▶ Data items:
____________________
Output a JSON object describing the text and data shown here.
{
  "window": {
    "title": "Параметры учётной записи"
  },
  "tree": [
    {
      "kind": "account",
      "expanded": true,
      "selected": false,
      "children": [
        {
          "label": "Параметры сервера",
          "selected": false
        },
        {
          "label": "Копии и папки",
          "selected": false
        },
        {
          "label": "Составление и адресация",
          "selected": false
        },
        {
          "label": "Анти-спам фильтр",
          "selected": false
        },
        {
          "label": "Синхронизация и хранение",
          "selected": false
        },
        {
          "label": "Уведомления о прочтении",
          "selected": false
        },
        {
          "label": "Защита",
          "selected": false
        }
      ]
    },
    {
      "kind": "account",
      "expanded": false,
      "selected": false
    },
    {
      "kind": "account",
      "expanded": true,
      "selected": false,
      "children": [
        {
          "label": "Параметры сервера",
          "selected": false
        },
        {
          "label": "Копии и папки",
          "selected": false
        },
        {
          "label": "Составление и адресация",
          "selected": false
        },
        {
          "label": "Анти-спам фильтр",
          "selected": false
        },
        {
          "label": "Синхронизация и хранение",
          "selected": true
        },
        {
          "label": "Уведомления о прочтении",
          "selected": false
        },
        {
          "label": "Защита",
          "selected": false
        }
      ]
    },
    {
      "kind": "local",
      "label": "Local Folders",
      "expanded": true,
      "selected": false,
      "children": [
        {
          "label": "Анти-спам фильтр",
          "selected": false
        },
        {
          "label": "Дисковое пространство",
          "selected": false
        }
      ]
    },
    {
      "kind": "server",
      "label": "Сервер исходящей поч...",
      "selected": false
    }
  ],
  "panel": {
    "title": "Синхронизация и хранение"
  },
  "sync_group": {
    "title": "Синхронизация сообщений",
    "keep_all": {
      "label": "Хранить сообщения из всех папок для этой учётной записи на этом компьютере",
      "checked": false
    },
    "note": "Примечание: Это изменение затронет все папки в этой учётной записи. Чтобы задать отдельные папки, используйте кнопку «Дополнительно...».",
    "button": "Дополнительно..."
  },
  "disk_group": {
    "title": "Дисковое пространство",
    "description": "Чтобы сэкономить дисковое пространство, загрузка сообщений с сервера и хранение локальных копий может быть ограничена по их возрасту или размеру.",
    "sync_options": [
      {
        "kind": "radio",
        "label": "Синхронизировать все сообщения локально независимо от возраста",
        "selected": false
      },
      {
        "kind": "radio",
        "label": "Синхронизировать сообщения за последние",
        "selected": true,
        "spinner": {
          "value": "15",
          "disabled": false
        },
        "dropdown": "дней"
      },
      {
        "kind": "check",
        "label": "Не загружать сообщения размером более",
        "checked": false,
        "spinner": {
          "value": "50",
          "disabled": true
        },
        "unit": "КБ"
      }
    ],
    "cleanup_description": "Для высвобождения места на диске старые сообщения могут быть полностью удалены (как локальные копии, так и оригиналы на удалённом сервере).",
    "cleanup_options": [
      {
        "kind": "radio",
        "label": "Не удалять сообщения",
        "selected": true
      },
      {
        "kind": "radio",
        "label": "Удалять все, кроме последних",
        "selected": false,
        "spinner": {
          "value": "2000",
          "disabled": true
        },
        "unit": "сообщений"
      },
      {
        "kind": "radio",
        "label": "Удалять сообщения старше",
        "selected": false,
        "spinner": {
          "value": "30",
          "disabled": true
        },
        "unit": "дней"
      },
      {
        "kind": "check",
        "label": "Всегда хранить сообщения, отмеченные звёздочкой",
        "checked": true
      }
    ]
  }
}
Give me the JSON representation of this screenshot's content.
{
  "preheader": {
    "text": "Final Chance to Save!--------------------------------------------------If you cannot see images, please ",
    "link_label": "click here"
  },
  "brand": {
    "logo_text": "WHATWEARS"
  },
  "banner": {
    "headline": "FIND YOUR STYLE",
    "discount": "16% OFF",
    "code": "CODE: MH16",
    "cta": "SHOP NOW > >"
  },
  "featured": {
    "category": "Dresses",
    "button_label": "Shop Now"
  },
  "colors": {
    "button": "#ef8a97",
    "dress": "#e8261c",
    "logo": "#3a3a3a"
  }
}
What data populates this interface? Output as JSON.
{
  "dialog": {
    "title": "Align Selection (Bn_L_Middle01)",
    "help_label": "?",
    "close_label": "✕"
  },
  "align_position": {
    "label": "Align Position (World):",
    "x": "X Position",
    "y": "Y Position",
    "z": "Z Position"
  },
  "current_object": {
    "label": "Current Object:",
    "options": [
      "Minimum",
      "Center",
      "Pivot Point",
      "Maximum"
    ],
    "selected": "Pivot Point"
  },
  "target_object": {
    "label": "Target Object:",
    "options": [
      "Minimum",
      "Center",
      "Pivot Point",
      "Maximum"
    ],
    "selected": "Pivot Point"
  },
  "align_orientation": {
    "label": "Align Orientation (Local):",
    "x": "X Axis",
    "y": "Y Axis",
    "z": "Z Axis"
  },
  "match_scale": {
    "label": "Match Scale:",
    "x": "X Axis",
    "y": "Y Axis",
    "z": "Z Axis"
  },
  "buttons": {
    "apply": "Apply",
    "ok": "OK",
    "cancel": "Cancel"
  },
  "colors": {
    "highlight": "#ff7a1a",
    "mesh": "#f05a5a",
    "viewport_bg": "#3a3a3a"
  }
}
____________________
▶ Do this:
Your task is to transcribe the material exactly.

▶ Full output:
Output a JSON object describing the text and data shown here.
{
  "window": {
    "title": "Параметры учётной записи"
  },
  "tree": [
    {
      "kind": "account",
      "expanded": true,
      "selected": false,
      "children": [
        {
          "label": "Параметры сервера",
          "selected": false
        },
        {
          "label": "Копии и папки",
          "selected": false
        },
        {
          "label": "Составление и адресация",
          "selected": false
        },
        {
          "label": "Анти-спам фильтр",
          "selected": false
        },
        {
          "label": "Синхронизация и хранение",
          "selected": false
        },
        {
          "label": "Уведомления о прочтении",
          "selected": false
        },
        {
          "label": "Защита",
          "selected": false
        }
      ]
    },
    {
      "kind": "account",
      "expanded": false,
      "selected": false
    },
    {
      "kind": "account",
      "expanded": true,
      "selected": false,
      "children": [
        {
          "label": "Параметры сервера",
          "selected": false
        },
        {
          "label": "Копии и папки",
          "selected": false
        },
        {
          "label": "Составление и адресация",
          "selected": false
        },
        {
          "label": "Анти-спам фильтр",
          "selected": false
        },
        {
          "label": "Синхронизация и хранение",
          "selected": true
        },
        {
          "label": "Уведомления о прочтении",
          "selected": false
        },
        {
          "label": "Защита",
          "selected": false
        }
      ]
    },
    {
      "kind": "local",
      "label": "Local Folders",
      "expanded": true,
      "selected": false,
      "children": [
        {
          "label": "Анти-спам фильтр",
          "selected": false
        },
        {
          "label": "Дисковое пространство",
          "selected": false
        }
      ]
    },
    {
      "kind": "server",
      "label": "Сервер исходящей поч...",
      "selected": false
    }
  ],
  "panel": {
    "title": "Синхронизация и хранение"
  },
  "sync_group": {
    "title": "Синхронизация сообщений",
    "keep_all": {
      "label": "Хранить сообщения из всех папок для этой учётной записи на этом компьютере",
      "checked": false
    },
    "note": "Примечание: Это изменение затронет все папки в этой учётной записи. Чтобы задать отдельные папки, используйте кнопку «Дополнительно...».",
    "button": "Дополнительно..."
  },
  "disk_group": {
    "title": "Дисковое пространство",
    "description": "Чтобы сэкономить дисковое пространство, загрузка сообщений с сервера и хранение локальных копий может быть ограничена по их возрасту или размеру.",
    "sync_options": [
      {
        "kind": "radio",
        "label": "Синхронизировать все сообщения локально независимо от возраста",
        "selected": false
      },
      {
        "kind": "radio",
        "label": "Синхронизировать сообщения за последние",
        "selected": true,
        "spinner": {
          "value": "15",
          "disabled": false
        },
        "dropdown": "дней"
      },
      {
        "kind": "check",
        "label": "Не загружать сообщения размером более",
        "checked": false,
        "spinner": {
          "value": "50",
          "disabled": true
        },
        "unit": "КБ"
      }
    ],
    "cleanup_description": "Для высвобождения места на диске старые сообщения могут быть полностью удалены (как локальные копии, так и оригиналы на удалённом сервере).",
    "cleanup_options": [
      {
        "kind": "radio",
        "label": "Не удалять сообщения",
        "selected": true
      },
      {
        "kind": "radio",
        "label": "Удалять все, кроме последних",
        "selected": false,
        "spinner": {
          "value": "2000",
          "disabled": true
        },
        "unit": "сообщений"
      },
      {
        "kind": "radio",
        "label": "Удалять сообщения старше",
        "selected": false,
        "spinner": {
          "value": "30",
          "disabled": true
        },
        "unit": "дней"
      },
      {
        "kind": "check",
        "label": "Всегда хранить сообщения, отмеченные звёздочкой",
        "checked": true
      }
    ]
  }
}
Give me the JSON representation of this screenshot's content.
{
  "preheader": {
    "text": "Final Chance to Save!--------------------------------------------------If you cannot see images, please ",
    "link_label": "click here"
  },
  "brand": {
    "logo_text": "WHATWEARS"
  },
  "banner": {
    "headline": "FIND YOUR STYLE",
    "discount": "16% OFF",
    "code": "CODE: MH16",
    "cta": "SHOP NOW > >"
  },
  "featured": {
    "category": "Dresses",
    "button_label": "Shop Now"
  },
  "colors": {
    "button": "#ef8a97",
    "dress": "#e8261c",
    "logo": "#3a3a3a"
  }
}
What data populates this interface? Output as JSON.
{
  "dialog": {
    "title": "Align Selection (Bn_L_Middle01)",
    "help_label": "?",
    "close_label": "✕"
  },
  "align_position": {
    "label": "Align Position (World):",
    "x": "X Position",
    "y": "Y Position",
    "z": "Z Position"
  },
  "current_object": {
    "label": "Current Object:",
    "options": [
      "Minimum",
      "Center",
      "Pivot Point",
      "Maximum"
    ],
    "selected": "Pivot Point"
  },
  "target_object": {
    "label": "Target Object:",
    "options": [
      "Minimum",
      "Center",
      "Pivot Point",
      "Maximum"
    ],
    "selected": "Pivot Point"
  },
  "align_orientation": {
    "label": "Align Orientation (Local):",
    "x": "X Axis",
    "y": "Y Axis",
    "z": "Z Axis"
  },
  "match_scale": {
    "label": "Match Scale:",
    "x": "X Axis",
    "y": "Y Axis",
    "z": "Z Axis"
  },
  "buttons": {
    "apply": "Apply",
    "ok": "OK",
    "cancel": "Cancel"
  },
  "colors": {
    "highlight": "#ff7a1a",
    "mesh": "#f05a5a",
    "viewport_bg": "#3a3a3a"
  }
}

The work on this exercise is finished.